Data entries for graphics
(begin)
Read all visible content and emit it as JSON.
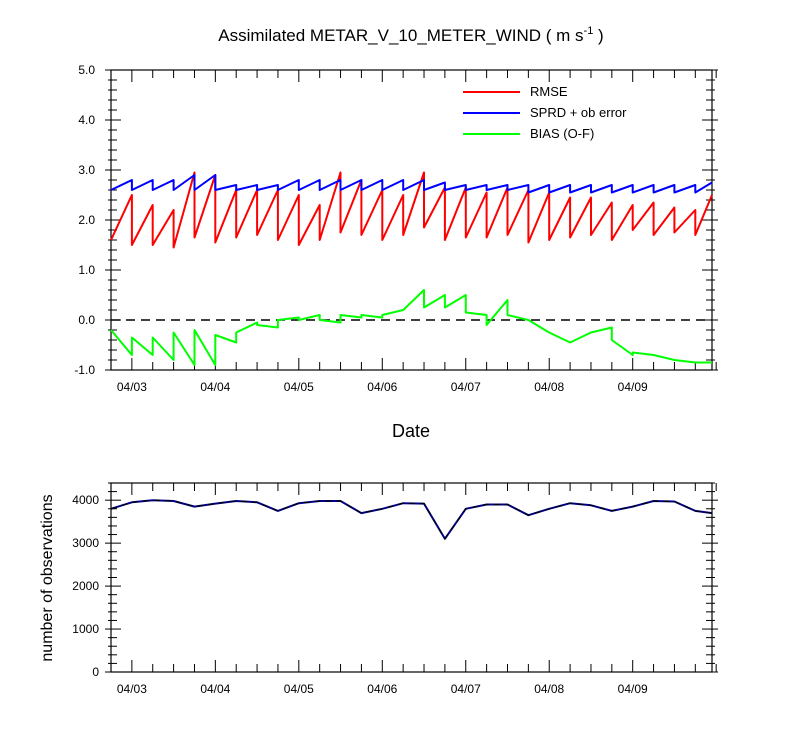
{
  "chart_data": [
    {
      "type": "line",
      "title": "Assimilated METAR_V_10_METER_WIND ( m s",
      "title_units_exp": "-1",
      "title_close": " )",
      "xlabel": "Date",
      "ylabel": "",
      "ylim": [
        -1.0,
        5.0
      ],
      "xlim": [
        0,
        7.2
      ],
      "yticks": [
        "5.0",
        "4.0",
        "3.0",
        "2.0",
        "1.0",
        "0.0",
        "-1.0"
      ],
      "ytick_values": [
        5,
        4,
        3,
        2,
        1,
        0,
        -1
      ],
      "xtick_labels": [
        "04/03",
        "04/04",
        "04/05",
        "04/06",
        "04/07",
        "04/08",
        "04/09"
      ],
      "xtick_values": [
        0.25,
        1.25,
        2.25,
        3.25,
        4.25,
        5.25,
        6.25
      ],
      "zero_line": true,
      "legend_position": "top-right",
      "series": [
        {
          "name": "RMSE",
          "color": "#ff0000",
          "x": [
            0,
            0.25,
            0.25,
            0.5,
            0.5,
            0.75,
            0.75,
            1.0,
            1.0,
            1.25,
            1.25,
            1.5,
            1.5,
            1.75,
            1.75,
            2.0,
            2.0,
            2.25,
            2.25,
            2.5,
            2.5,
            2.75,
            2.75,
            3.0,
            3.0,
            3.25,
            3.25,
            3.5,
            3.5,
            3.75,
            3.75,
            4.0,
            4.0,
            4.25,
            4.25,
            4.5,
            4.5,
            4.75,
            4.75,
            5.0,
            5.0,
            5.25,
            5.25,
            5.5,
            5.5,
            5.75,
            5.75,
            6.0,
            6.0,
            6.25,
            6.25,
            6.5,
            6.5,
            6.75,
            6.75,
            7.0,
            7.0,
            7.2
          ],
          "values": [
            1.6,
            2.5,
            1.5,
            2.3,
            1.5,
            2.2,
            1.45,
            2.95,
            1.65,
            2.9,
            1.55,
            2.6,
            1.65,
            2.6,
            1.7,
            2.6,
            1.6,
            2.5,
            1.5,
            2.3,
            1.6,
            2.95,
            1.75,
            2.8,
            1.7,
            2.6,
            1.6,
            2.5,
            1.7,
            2.95,
            1.85,
            2.65,
            1.6,
            2.65,
            1.65,
            2.55,
            1.65,
            2.65,
            1.7,
            2.6,
            1.55,
            2.55,
            1.6,
            2.45,
            1.65,
            2.45,
            1.7,
            2.35,
            1.6,
            2.3,
            1.8,
            2.35,
            1.7,
            2.25,
            1.75,
            2.2,
            1.7,
            2.5
          ]
        },
        {
          "name": "SPRD + ob error",
          "color": "#0000ff",
          "x": [
            0,
            0.25,
            0.25,
            0.5,
            0.5,
            0.75,
            0.75,
            1.0,
            1.0,
            1.25,
            1.25,
            1.5,
            1.5,
            1.75,
            1.75,
            2.0,
            2.0,
            2.25,
            2.25,
            2.5,
            2.5,
            2.75,
            2.75,
            3.0,
            3.0,
            3.25,
            3.25,
            3.5,
            3.5,
            3.75,
            3.75,
            4.0,
            4.0,
            4.25,
            4.25,
            4.5,
            4.5,
            4.75,
            4.75,
            5.0,
            5.0,
            5.25,
            5.25,
            5.5,
            5.5,
            5.75,
            5.75,
            6.0,
            6.0,
            6.25,
            6.25,
            6.5,
            6.5,
            6.75,
            6.75,
            7.0,
            7.0,
            7.2
          ],
          "values": [
            2.6,
            2.8,
            2.6,
            2.8,
            2.6,
            2.8,
            2.6,
            2.9,
            2.6,
            2.9,
            2.6,
            2.7,
            2.6,
            2.7,
            2.6,
            2.7,
            2.6,
            2.8,
            2.6,
            2.8,
            2.6,
            2.8,
            2.6,
            2.8,
            2.6,
            2.8,
            2.6,
            2.8,
            2.6,
            2.8,
            2.6,
            2.75,
            2.6,
            2.7,
            2.6,
            2.7,
            2.6,
            2.7,
            2.6,
            2.7,
            2.55,
            2.7,
            2.55,
            2.7,
            2.55,
            2.7,
            2.55,
            2.7,
            2.55,
            2.7,
            2.55,
            2.7,
            2.55,
            2.7,
            2.55,
            2.7,
            2.55,
            2.75
          ]
        },
        {
          "name": "BIAS (O-F)",
          "color": "#00ff00",
          "x": [
            0,
            0.25,
            0.25,
            0.5,
            0.5,
            0.75,
            0.75,
            1.0,
            1.0,
            1.25,
            1.25,
            1.5,
            1.5,
            1.75,
            1.75,
            2.0,
            2.0,
            2.25,
            2.25,
            2.5,
            2.5,
            2.75,
            2.75,
            3.0,
            3.0,
            3.25,
            3.25,
            3.5,
            3.5,
            3.75,
            3.75,
            4.0,
            4.0,
            4.25,
            4.25,
            4.5,
            4.5,
            4.75,
            4.75,
            5.0,
            5.0,
            5.25,
            5.5,
            5.75,
            6.0,
            6.0,
            6.25,
            6.25,
            6.5,
            6.5,
            6.75,
            6.75,
            7.0,
            7.2
          ],
          "values": [
            -0.2,
            -0.7,
            -0.35,
            -0.7,
            -0.35,
            -0.8,
            -0.25,
            -0.9,
            -0.2,
            -0.9,
            -0.3,
            -0.45,
            -0.25,
            -0.05,
            -0.1,
            -0.15,
            0.0,
            0.05,
            0.0,
            0.1,
            0.0,
            -0.05,
            0.1,
            0.05,
            0.1,
            0.05,
            0.1,
            0.2,
            0.2,
            0.6,
            0.25,
            0.5,
            0.25,
            0.5,
            0.15,
            0.1,
            -0.1,
            0.4,
            0.1,
            0.0,
            0.0,
            -0.25,
            -0.45,
            -0.25,
            -0.15,
            -0.4,
            -0.7,
            -0.65,
            -0.7,
            -0.7,
            -0.8,
            -0.8,
            -0.85,
            -0.85
          ]
        }
      ]
    },
    {
      "type": "line",
      "title": "",
      "xlabel": "",
      "ylabel": "number of observations",
      "ylim": [
        0,
        4400
      ],
      "xlim": [
        0,
        7.2
      ],
      "yticks": [
        "4000",
        "3000",
        "2000",
        "1000",
        "0"
      ],
      "ytick_values": [
        4000,
        3000,
        2000,
        1000,
        0
      ],
      "xtick_labels": [
        "04/03",
        "04/04",
        "04/05",
        "04/06",
        "04/07",
        "04/08",
        "04/09"
      ],
      "xtick_values": [
        0.25,
        1.25,
        2.25,
        3.25,
        4.25,
        5.25,
        6.25
      ],
      "series": [
        {
          "color": "#00008b",
          "x": [
            0,
            0.25,
            0.5,
            0.75,
            1.0,
            1.25,
            1.5,
            1.75,
            2.0,
            2.25,
            2.5,
            2.75,
            3.0,
            3.25,
            3.5,
            3.75,
            4.0,
            4.25,
            4.5,
            4.75,
            5.0,
            5.25,
            5.5,
            5.75,
            6.0,
            6.25,
            6.5,
            6.75,
            7.0,
            7.2
          ],
          "values": [
            3800,
            3950,
            4000,
            3980,
            3850,
            3920,
            3980,
            3950,
            3750,
            3930,
            3980,
            3980,
            3700,
            3800,
            3930,
            3920,
            3100,
            3800,
            3900,
            3900,
            3650,
            3800,
            3930,
            3880,
            3750,
            3850,
            3980,
            3970,
            3750,
            3700
          ]
        }
      ]
    }
  ]
}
(end)
Do this:
Note every line above where the string "color" shows up, and copy those lines.

Solution for this problem:
          "color": "#ff0000",
          "color": "#0000ff",
          "color": "#00ff00",
          "color": "#00008b",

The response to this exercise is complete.